The request >>
Each line below is to be written out in full, exactly as shown.
** Begin Data section **
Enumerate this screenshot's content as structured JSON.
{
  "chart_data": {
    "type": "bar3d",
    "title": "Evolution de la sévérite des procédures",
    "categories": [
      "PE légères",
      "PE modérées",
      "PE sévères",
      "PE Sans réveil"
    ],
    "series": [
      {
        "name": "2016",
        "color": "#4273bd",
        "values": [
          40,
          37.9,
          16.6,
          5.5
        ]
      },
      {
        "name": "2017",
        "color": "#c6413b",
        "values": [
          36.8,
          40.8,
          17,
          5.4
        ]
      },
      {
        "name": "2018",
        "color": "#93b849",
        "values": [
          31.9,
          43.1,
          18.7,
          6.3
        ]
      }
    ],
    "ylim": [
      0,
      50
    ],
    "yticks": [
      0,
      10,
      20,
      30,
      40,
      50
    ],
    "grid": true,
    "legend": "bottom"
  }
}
** End Data section **
Final result >>
Enumerate this screenshot's content as structured JSON.
{
  "chart_data": {
    "type": "bar3d",
    "title": "Evolution de la sévérite des procédures",
    "categories": [
      "PE légères",
      "PE modérées",
      "PE sévères",
      "PE Sans réveil"
    ],
    "series": [
      {
        "name": "2016",
        "color": "#4273bd",
        "values": [
          40,
          37.9,
          16.6,
          5.5
        ]
      },
      {
        "name": "2017",
        "color": "#c6413b",
        "values": [
          36.8,
          40.8,
          17,
          5.4
        ]
      },
      {
        "name": "2018",
        "color": "#93b849",
        "values": [
          31.9,
          43.1,
          18.7,
          6.3
        ]
      }
    ],
    "ylim": [
      0,
      50
    ],
    "yticks": [
      0,
      10,
      20,
      30,
      40,
      50
    ],
    "grid": true,
    "legend": "bottom"
  }
}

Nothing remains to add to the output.